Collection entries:
• • • • • • •

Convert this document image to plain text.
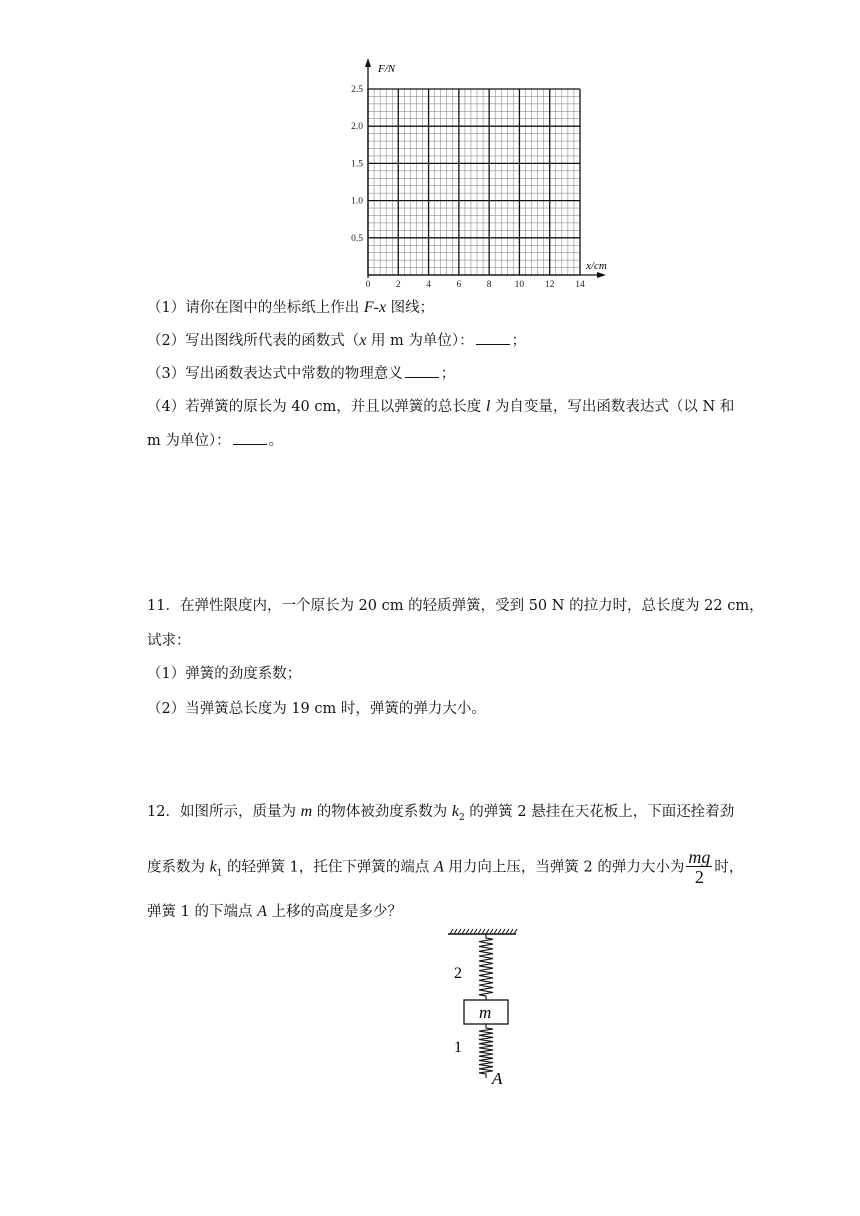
F/N
x/cm
0.5
1.0
1.5
2.0
2.5
0	2	4	6	8 10 12 14
（1）请你在图中的坐标纸上作出 F-x 图线；
（2）写出图线所代表的函数式（x 用 m 为单位）：	；
（3）写出函数表达式中常数的物理意义	；
（4）若弹簧的原长为 40 cm，并且以弹簧的总长度 l 为自变量，写出函数表达式（以 N 和
m 为单位）：	。
11．在弹性限度内，一个原长为 20 cm 的轻质弹簧，受到 50 N 的拉力时，总长度为 22 cm，
试求：
（1）弹簧的劲度系数；
（2）当弹簧总长度为 19 cm 时，弹簧的弹力大小。
12．如图所示，质量为 m 的物体被劲度系数为 $k_2$ 的弹簧 2 悬挂在天花板上，下面还拴着劲
度系数为 $k_1$ 的轻弹簧 1，托住下弹簧的端点 A 用力向上压，当弹簧 2 的弹力大小为 $\frac{mg}{2}$ 时，
弹簧 1 的下端点 A 上移的高度是多少？
2
m
1
A
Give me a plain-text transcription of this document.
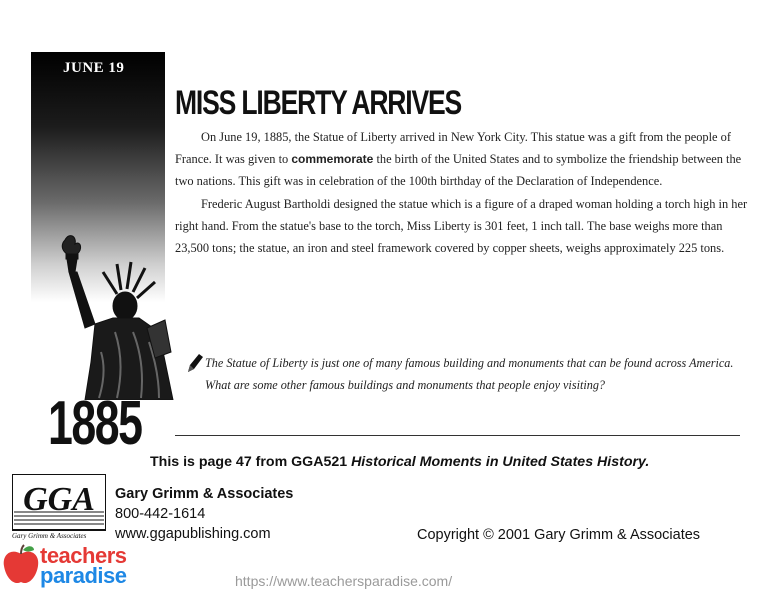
JUNE 19
MISS LIBERTY ARRIVES

On June 19, 1885, the Statue of Liberty arrived in New York City. This statue was a gift from the people of France. It was given to commemorate the birth of the United States and to symbolize the friendship between the two nations. This gift was in celebration of the 100th birthday of the Declaration of Independence.

Frederic August Bartholdi designed the statue which is a figure of a draped woman holding a torch high in her right hand. From the statue's base to the torch, Miss Liberty is 301 feet, 1 inch tall. The base weighs more than 23,500 tons; the statue, an iron and steel framework covered by copper sheets, weighs approximately 225 tons.

The Statue of Liberty is just one of many famous building and monuments that can be found across America. What are some other famous buildings and monuments that people enjoy visiting?
1885
This is page 47 from GGA521 Historical Moments in United States History.
GGA
Gary Grimm & Associates
Gary Grimm & Associates
800-442-1614
www.ggapublishing.com	Copyright © 2001 Gary Grimm & Associates
teachers
paradise	https://www.teachersparadise.com/
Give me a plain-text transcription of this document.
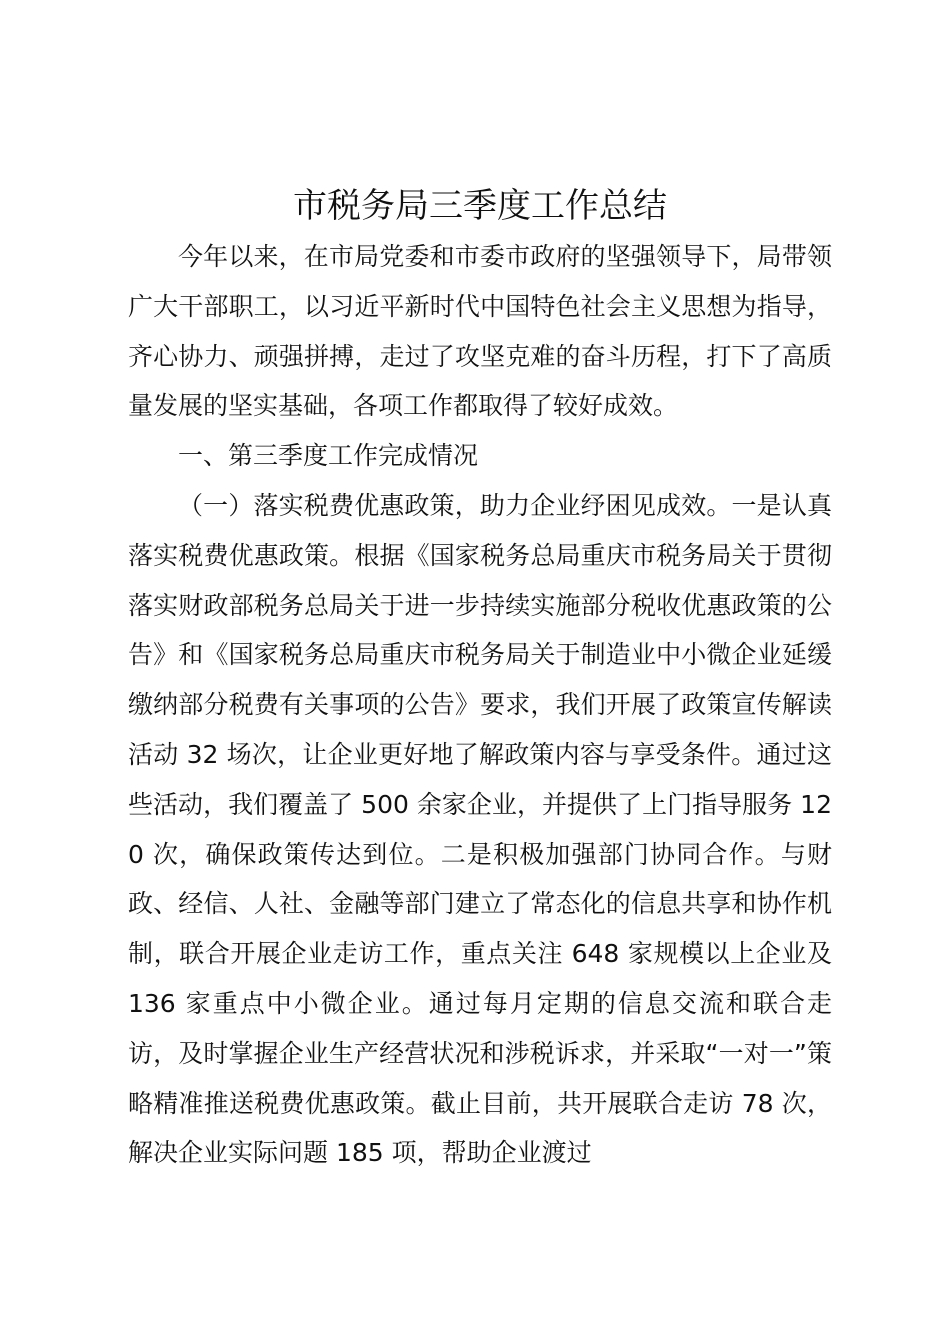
市税务局三季度工作总结

今年以来，在市局党委和市委市政府的坚强领导下，局带领广大干部职工，以习近平新时代中国特色社会主义思想为指导，齐心协力、顽强拼搏，走过了攻坚克难的奋斗历程，打下了高质量发展的坚实基础，各项工作都取得了较好成效。

一、第三季度工作完成情况

（一）落实税费优惠政策，助力企业纾困见成效。一是认真落实税费优惠政策。根据《国家税务总局重庆市税务局关于贯彻落实财政部税务总局关于进一步持续实施部分税收优惠政策的公告》和《国家税务总局重庆市税务局关于制造业中小微企业延缓缴纳部分税费有关事项的公告》要求，我们开展了政策宣传解读活动 32 场次，让企业更好地了解政策内容与享受条件。通过这些活动，我们覆盖了 500 余家企业，并提供了上门指导服务 120 次，确保政策传达到位。二是积极加强部门协同合作。与财政、经信、人社、金融等部门建立了常态化的信息共享和协作机制，联合开展企业走访工作，重点关注 648 家规模以上企业及 136 家重点中小微企业。通过每月定期的信息交流和联合走访，及时掌握企业生产经营状况和涉税诉求，并采取“一对一”策略精准推送税费优惠政策。截止目前，共开展联合走访 78 次，解决企业实际问题 185 项，帮助企业渡过
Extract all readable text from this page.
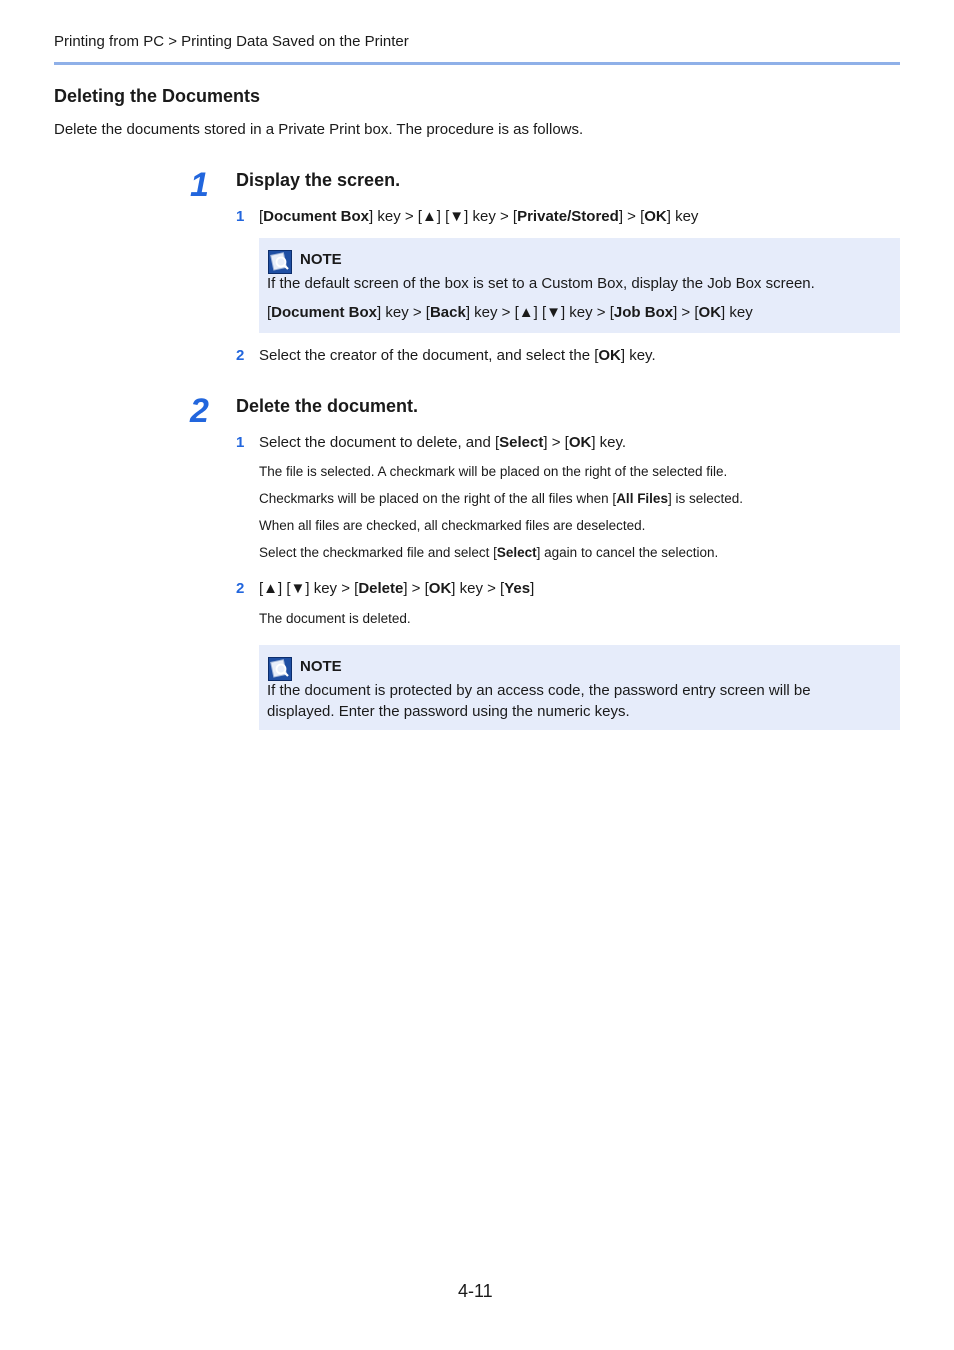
Printing from PC > Printing Data Saved on the Printer
Deleting the Documents
Delete the documents stored in a Private Print box. The procedure is as follows.
1 Display the screen.
1 [Document Box] key > [▲] [▼] key > [Private/Stored] > [OK] key
NOTE
If the default screen of the box is set to a Custom Box, display the Job Box screen.
[Document Box] key > [Back] key > [▲] [▼] key > [Job Box] > [OK] key
2 Select the creator of the document, and select the [OK] key.
2 Delete the document.
1 Select the document to delete, and [Select] > [OK] key.
The file is selected. A checkmark will be placed on the right of the selected file.
Checkmarks will be placed on the right of the all files when [All Files] is selected.
When all files are checked, all checkmarked files are deselected.
Select the checkmarked file and select [Select] again to cancel the selection.
2 [▲] [▼] key > [Delete] > [OK] key > [Yes]
The document is deleted.
NOTE
If the document is protected by an access code, the password entry screen will be
displayed. Enter the password using the numeric keys.
4-11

• • • • • • •

Short exercise:
Your task is to set down the records shown above exactly, minus any pictures.

Answer to the task:
Convert this document image to plain text.
F/N
x/cm
0.5
1.0
1.5
2.0
2.5
0	2	4	6	8 10 12 14
（1）请你在图中的坐标纸上作出 F-x 图线；
（2）写出图线所代表的函数式（x 用 m 为单位）：	；
（3）写出函数表达式中常数的物理意义	；
（4）若弹簧的原长为 40 cm，并且以弹簧的总长度 l 为自变量，写出函数表达式（以 N 和
m 为单位）：	。
11．在弹性限度内，一个原长为 20 cm 的轻质弹簧，受到 50 N 的拉力时，总长度为 22 cm，
试求：
（1）弹簧的劲度系数；
（2）当弹簧总长度为 19 cm 时，弹簧的弹力大小。
12．如图所示，质量为 m 的物体被劲度系数为 $k_2$ 的弹簧 2 悬挂在天花板上，下面还拴着劲
度系数为 $k_1$ 的轻弹簧 1，托住下弹簧的端点 A 用力向上压，当弹簧 2 的弹力大小为 $\frac{mg}{2}$ 时，
弹簧 1 的下端点 A 上移的高度是多少？
2
m
1
A
Give me a plain-text transcription of this document.
JUNE 19
MISS LIBERTY ARRIVES

On June 19, 1885, the Statue of Liberty arrived in New York City. This statue was a gift from the people of France. It was given to commemorate the birth of the United States and to symbolize the friendship between the two nations. This gift was in celebration of the 100th birthday of the Declaration of Independence.

Frederic August Bartholdi designed the statue which is a figure of a draped woman holding a torch high in her right hand. From the statue's base to the torch, Miss Liberty is 301 feet, 1 inch tall. The base weighs more than 23,500 tons; the statue, an iron and steel framework covered by copper sheets, weighs approximately 225 tons.

The Statue of Liberty is just one of many famous building and monuments that can be found across America. What are some other famous buildings and monuments that people enjoy visiting?
1885
This is page 47 from GGA521 Historical Moments in United States History.
GGA
Gary Grimm & Associates
Gary Grimm & Associates
800-442-1614
www.ggapublishing.com	Copyright © 2001 Gary Grimm & Associates
teachers
paradise	https://www.teachersparadise.com/
Give me a plain-text transcription of this document.
市税务局三季度工作总结

今年以来，在市局党委和市委市政府的坚强领导下，局带领广大干部职工，以习近平新时代中国特色社会主义思想为指导，齐心协力、顽强拼搏，走过了攻坚克难的奋斗历程，打下了高质量发展的坚实基础，各项工作都取得了较好成效。

一、第三季度工作完成情况

（一）落实税费优惠政策，助力企业纾困见成效。一是认真落实税费优惠政策。根据《国家税务总局重庆市税务局关于贯彻落实财政部税务总局关于进一步持续实施部分税收优惠政策的公告》和《国家税务总局重庆市税务局关于制造业中小微企业延缓缴纳部分税费有关事项的公告》要求，我们开展了政策宣传解读活动 32 场次，让企业更好地了解政策内容与享受条件。通过这些活动，我们覆盖了 500 余家企业，并提供了上门指导服务 120 次，确保政策传达到位。二是积极加强部门协同合作。与财政、经信、人社、金融等部门建立了常态化的信息共享和协作机制，联合开展企业走访工作，重点关注 648 家规模以上企业及 136 家重点中小微企业。通过每月定期的信息交流和联合走访，及时掌握企业生产经营状况和涉税诉求，并采取“一对一”策略精准推送税费优惠政策。截止目前，共开展联合走访 78 次，解决企业实际问题 185 项，帮助企业渡过
Extract all readable text from this page.
Printing from PC > Printing Data Saved on the Printer
Deleting the Documents
Delete the documents stored in a Private Print box. The procedure is as follows.
1 Display the screen.
1 [Document Box] key > [▲] [▼] key > [Private/Stored] > [OK] key
NOTE
If the default screen of the box is set to a Custom Box, display the Job Box screen.
[Document Box] key > [Back] key > [▲] [▼] key > [Job Box] > [OK] key
2 Select the creator of the document, and select the [OK] key.
2 Delete the document.
1 Select the document to delete, and [Select] > [OK] key.
The file is selected. A checkmark will be placed on the right of the selected file.
Checkmarks will be placed on the right of the all files when [All Files] is selected.
When all files are checked, all checkmarked files are deselected.
Select the checkmarked file and select [Select] again to cancel the selection.
2 [▲] [▼] key > [Delete] > [OK] key > [Yes]
The document is deleted.
NOTE
If the document is protected by an access code, the password entry screen will be
displayed. Enter the password using the numeric keys.
4-11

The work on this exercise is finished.